Work to be completed: Present all of the lines below as a Markdown table with two columns, Nr for the row number and Line for the text of the line. Skip any blank lines, and leave the pictures out of the answer.
--- Begin Data supplied ---
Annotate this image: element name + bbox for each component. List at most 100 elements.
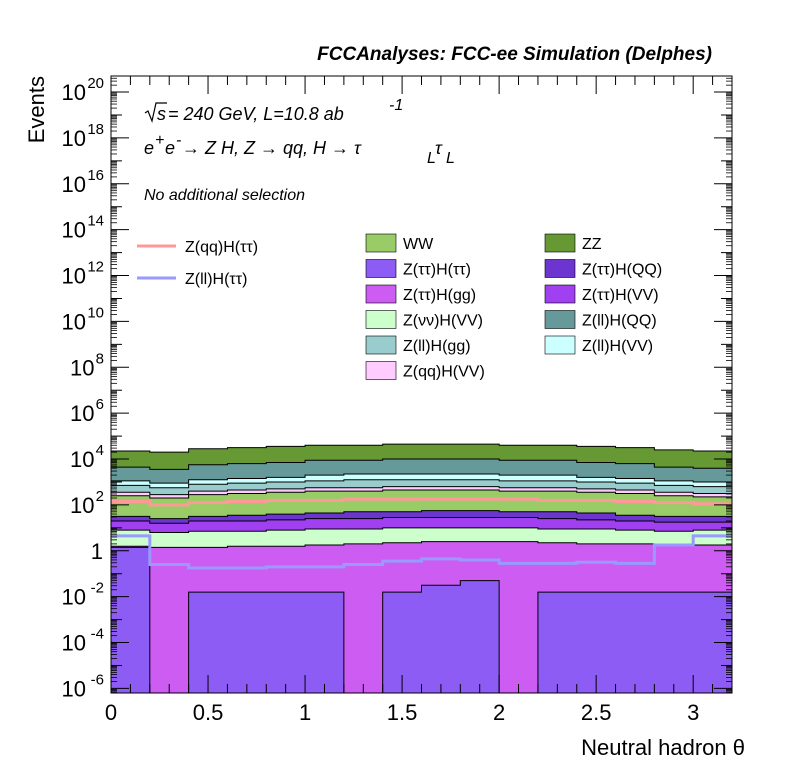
y-tick-exp: -2: [91, 580, 104, 597]
legend: Z(qq)H(ττ) Z(ll)H(ττ) WW ZZ Z(ττ)H(ττ) Z(ττ)H…: [137, 233, 662, 381]
stack-outline: [110, 489, 733, 693]
y-tick-label: -2 10: [62, 580, 104, 610]
legend-label: Z(ll)H(gg): [403, 338, 471, 355]
x-axis: 0 0.5 1 1.5 2 2.5 3: [105, 76, 733, 725]
legend-label: Z(ττ)H(ττ): [403, 262, 471, 279]
process-e2-sup: -: [176, 132, 181, 149]
y-tick-base: 10: [70, 401, 94, 426]
y-tick-label: 810: [70, 350, 104, 380]
legend-box-entry: WW: [365, 233, 434, 253]
energy-sup: -1: [389, 97, 403, 114]
legend-box-entry: Z(ll)H(gg): [365, 335, 471, 355]
energy-sqrt-arg: s: [157, 104, 166, 124]
y-axis: -610-410-2101210410610810101012101410161…: [62, 75, 732, 701]
y-tick-base: 10: [70, 447, 94, 472]
legend-swatch: [365, 335, 397, 355]
legend-box-entry: Z(νν)H(VV): [365, 310, 483, 330]
stack-outline: [110, 479, 733, 693]
x-tick-label: 1.5: [387, 700, 418, 725]
legend-box-entry: Z(ττ)H(gg): [365, 284, 476, 304]
stack-outline: [110, 443, 733, 693]
energy-annotation: s = 240 GeV, L=10.8 ab -1: [144, 97, 403, 124]
y-tick-base: 10: [62, 309, 86, 334]
legend-box-entry: ZZ: [544, 233, 602, 253]
legend-box-entry: Z(ll)H(QQ): [544, 310, 657, 330]
y-tick-exp: 8: [96, 350, 104, 367]
legend-label: ZZ: [582, 236, 602, 253]
y-axis-title: Events: [24, 76, 49, 143]
legend-swatch: [544, 335, 576, 355]
legend-line-label: Z(qq)H(ττ): [185, 239, 258, 256]
stack-z-h-: [110, 546, 733, 694]
legend-label: Z(ττ)H(VV): [582, 287, 659, 304]
chart-title: FCCAnalyses: FCC-ee Simulation (Delphes): [317, 44, 712, 65]
y-tick-base: 10: [62, 172, 86, 197]
legend-label: Z(ττ)H(gg): [403, 287, 476, 304]
y-tick-exp: -6: [91, 671, 104, 688]
y-tick-base: 10: [70, 493, 94, 518]
process-e2: e: [165, 138, 175, 158]
process-tau2: τ: [435, 138, 443, 158]
legend-line-entry: Z(qq)H(ττ): [137, 239, 258, 256]
y-tick-exp: 12: [87, 259, 104, 276]
y-tick-label: -6 10: [62, 671, 104, 701]
stack-outline: [110, 458, 733, 693]
signal-lines: [111, 497, 732, 570]
legend-line-entry: Z(ll)H(ττ): [137, 271, 247, 288]
y-tick-exp: 2: [96, 488, 104, 505]
sqrt-symbol: [144, 102, 167, 124]
y-tick-exp: 4: [96, 442, 104, 459]
energy-text: = 240 GeV, L=10.8 ab: [168, 104, 344, 124]
legend-line-label: Z(ll)H(ττ): [185, 271, 247, 288]
stack-outline: [110, 510, 733, 693]
y-tick-base: 10: [62, 585, 86, 610]
x-axis-title: Neutral hadron θ: [581, 735, 745, 760]
y-tick-exp: 20: [87, 75, 104, 92]
y-tick-label: -4 10: [62, 626, 104, 656]
y-tick-exp: 10: [87, 304, 104, 321]
legend-swatch: [365, 259, 397, 278]
y-tick-base: 10: [62, 80, 86, 105]
y-tick-base: 1: [91, 539, 103, 564]
process-e1: e: [144, 138, 154, 158]
legend-swatch: [365, 233, 397, 253]
x-tick-label: 3: [687, 700, 699, 725]
process-tau2-sub: L: [446, 150, 455, 167]
selection-annotation: No additional selection: [144, 187, 305, 204]
y-tick-label: 1: [91, 539, 103, 564]
y-tick-base: 10: [62, 126, 86, 151]
legend-label: WW: [403, 236, 434, 253]
process-tau1-sub: L: [427, 150, 436, 167]
legend-box-entry: Z(ττ)H(ττ): [365, 259, 471, 279]
x-tick-label: 2.5: [581, 700, 612, 725]
y-tick-base: 10: [62, 631, 86, 656]
legend-box-entry: Z(ττ)H(VV): [544, 284, 659, 304]
y-tick-exp: -4: [91, 626, 104, 643]
stack-outline: [110, 541, 733, 693]
stack-outline: [110, 527, 733, 693]
legend-swatch: [544, 310, 576, 329]
stack-outline: [110, 546, 733, 694]
y-tick-label: 610: [70, 396, 104, 426]
y-tick-base: 10: [70, 355, 94, 380]
line-z-qq-h-: [111, 497, 732, 507]
legend-swatch: [365, 284, 397, 304]
stack-outline: [110, 473, 733, 693]
process-e1-sup: +: [155, 132, 164, 149]
legend-label: Z(ττ)H(QQ): [582, 262, 662, 279]
legend-box-entry: Z(qq)H(VV): [365, 361, 485, 381]
legend-label: Z(qq)H(VV): [403, 364, 485, 381]
process-chain: → Z H, Z → qq, H → τ: [182, 138, 362, 158]
y-tick-base: 10: [62, 218, 86, 243]
x-tick-label: 0: [105, 700, 117, 725]
process-annotation: e + e - → Z H, Z → qq, H → τ L τ L: [144, 132, 455, 167]
y-tick-base: 10: [62, 676, 86, 701]
legend-swatch: [365, 310, 397, 329]
y-tick-label: 410: [70, 442, 104, 472]
legend-label: Z(νν)H(VV): [403, 313, 483, 330]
--- End Data supplied ---
Result of the exercise:
| Nr | Line |
|---|---|
| 1 | Annotate this image: element name + bbox for each component. List at most 100 elements. |
| 2 | y-tick-exp: -2: [91, 580, 104, 597] |
| 3 | legend: Z(qq)H(ττ) Z(ll)H(ττ) WW ZZ Z(ττ)H(ττ) Z(ττ)H…: [137, 233, 662, 381] |
| 4 | stack-outline: [110, 489, 733, 693] |
| 5 | y-tick-label: -2 10: [62, 580, 104, 610] |
| 6 | legend-label: Z(ll)H(gg): [403, 338, 471, 355] |
| 7 | x-axis: 0 0.5 1 1.5 2 2.5 3: [105, 76, 733, 725] |
| 8 | legend-label: Z(ττ)H(ττ): [403, 262, 471, 279] |
| 9 | process-e2-sup: -: [176, 132, 181, 149] |
| 10 | y-tick-base: 10: [70, 401, 94, 426] |
| 11 | y-tick-label: 810: [70, 350, 104, 380] |
| 12 | legend-box-entry: WW: [365, 233, 434, 253] |
| 13 | energy-sup: -1: [389, 97, 403, 114] |
| 14 | legend-box-entry: Z(ll)H(gg): [365, 335, 471, 355] |
| 15 | energy-sqrt-arg: s: [157, 104, 166, 124] |
| 16 | y-axis: -610-410-2101210410610810101012101410161…: [62, 75, 732, 701] |
| 17 | y-tick-base: 10: [70, 447, 94, 472] |
| 18 | legend-swatch: [365, 335, 397, 355] |
| 19 | legend-box-entry: Z(νν)H(VV): [365, 310, 483, 330] |
| 20 | stack-outline: [110, 479, 733, 693] |
| 21 | x-tick-label: 1.5: [387, 700, 418, 725] |
| 22 | legend-box-entry: Z(ττ)H(gg): [365, 284, 476, 304] |
| 23 | stack-outline: [110, 443, 733, 693] |
| 24 | energy-annotation: s = 240 GeV, L=10.8 ab -1: [144, 97, 403, 124] |
| 25 | y-tick-base: 10: [62, 309, 86, 334] |
| 26 | legend-box-entry: ZZ: [544, 233, 602, 253] |
| 27 | legend-box-entry: Z(ll)H(QQ): [544, 310, 657, 330] |
| 28 | y-tick-exp: 8: [96, 350, 104, 367] |
| 29 | legend-label: ZZ: [582, 236, 602, 253] |
| 30 | y-axis-title: Events: [24, 76, 49, 143] |
| 31 | legend-swatch: [544, 335, 576, 355] |
| 32 | legend-line-label: Z(qq)H(ττ): [185, 239, 258, 256] |
| 33 | stack-z-h-: [110, 546, 733, 694] |
| 34 | legend-label: Z(ττ)H(VV): [582, 287, 659, 304] |
| 35 | chart-title: FCCAnalyses: FCC-ee Simulation (Delphes): [317, 44, 712, 65] |
| 36 | y-tick-base: 10: [62, 172, 86, 197] |
| 37 | legend-label: Z(ττ)H(gg): [403, 287, 476, 304] |
| 38 | y-tick-exp: -6: [91, 671, 104, 688] |
| 39 | y-tick-base: 10: [70, 493, 94, 518] |
| 40 | process-e2: e: [165, 138, 175, 158] |
| 41 | process-tau2: τ: [435, 138, 443, 158] |
| 42 | legend-line-entry: Z(qq)H(ττ): [137, 239, 258, 256] |
| 43 | y-tick-exp: 12: [87, 259, 104, 276] |
| 44 | y-tick-label: -6 10: [62, 671, 104, 701] |
| 45 | stack-outline: [110, 458, 733, 693] |
| 46 | signal-lines: [111, 497, 732, 570] |
| 47 | legend-line-entry: Z(ll)H(ττ): [137, 271, 247, 288] |
| 48 | y-tick-exp: 2: [96, 488, 104, 505] |
| 49 | sqrt-symbol: [144, 102, 167, 124] |
| 50 | y-tick-exp: 4: [96, 442, 104, 459] |
| 51 | energy-text: = 240 GeV, L=10.8 ab: [168, 104, 344, 124] |
| 52 | legend-line-label: Z(ll)H(ττ): [185, 271, 247, 288] |
| 53 | stack-outline: [110, 510, 733, 693] |
| 54 | y-tick-base: 10: [62, 585, 86, 610] |
| 55 | x-axis-title: Neutral hadron θ: [581, 735, 745, 760] |
| 56 | y-tick-exp: 20: [87, 75, 104, 92] |
| 57 | y-tick-label: -4 10: [62, 626, 104, 656] |
| 58 | y-tick-exp: 10: [87, 304, 104, 321] |
| 59 | legend-swatch: [365, 259, 397, 278] |
| 60 | y-tick-base: 10: [62, 80, 86, 105] |
| 61 | y-tick-base: 1: [91, 539, 103, 564] |
| 62 | process-e1: e: [144, 138, 154, 158] |
| 63 | legend-swatch: [365, 233, 397, 253] |
| 64 | x-tick-label: 3: [687, 700, 699, 725] |
| 65 | process-tau2-sub: L: [446, 150, 455, 167] |
| 66 | selection-annotation: No additional selection: [144, 187, 305, 204] |
| 67 | y-tick-label: 1: [91, 539, 103, 564] |
| 68 | y-tick-base: 10: [62, 126, 86, 151] |
| 69 | legend-label: WW: [403, 236, 434, 253] |
| 70 | process-tau1-sub: L: [427, 150, 436, 167] |
| 71 | legend-box-entry: Z(ττ)H(ττ): [365, 259, 471, 279] |
| 72 | x-tick-label: 2.5: [581, 700, 612, 725] |
| 73 | y-tick-base: 10: [62, 631, 86, 656] |
| 74 | legend-box-entry: Z(ττ)H(VV): [544, 284, 659, 304] |
| 75 | y-tick-exp: -4: [91, 626, 104, 643] |
| 76 | stack-outline: [110, 541, 733, 693] |
| 77 | stack-outline: [110, 527, 733, 693] |
| 78 | legend-swatch: [544, 310, 576, 329] |
| 79 | stack-outline: [110, 546, 733, 694] |
| 80 | y-tick-label: 610: [70, 396, 104, 426] |
| 81 | y-tick-base: 10: [70, 355, 94, 380] |
| 82 | line-z-qq-h-: [111, 497, 732, 507] |
| 83 | legend-swatch: [365, 284, 397, 304] |
| 84 | stack-outline: [110, 473, 733, 693] |
| 85 | process-e1-sup: +: [155, 132, 164, 149] |
| 86 | legend-label: Z(ττ)H(QQ): [582, 262, 662, 279] |
| 87 | legend-box-entry: Z(qq)H(VV): [365, 361, 485, 381] |
| 88 | legend-label: Z(qq)H(VV): [403, 364, 485, 381] |
| 89 | process-chain: → Z H, Z → qq, H → τ: [182, 138, 362, 158] |
| 90 | y-tick-base: 10: [62, 218, 86, 243] |
| 91 | x-tick-label: 0: [105, 700, 117, 725] |
| 92 | process-annotation: e + e - → Z H, Z → qq, H → τ L τ L: [144, 132, 455, 167] |
| 93 | y-tick-base: 10: [62, 676, 86, 701] |
| 94 | legend-swatch: [365, 310, 397, 329] |
| 95 | y-tick-label: 410: [70, 442, 104, 472] |
| 96 | legend-label: Z(νν)H(VV): [403, 313, 483, 330] |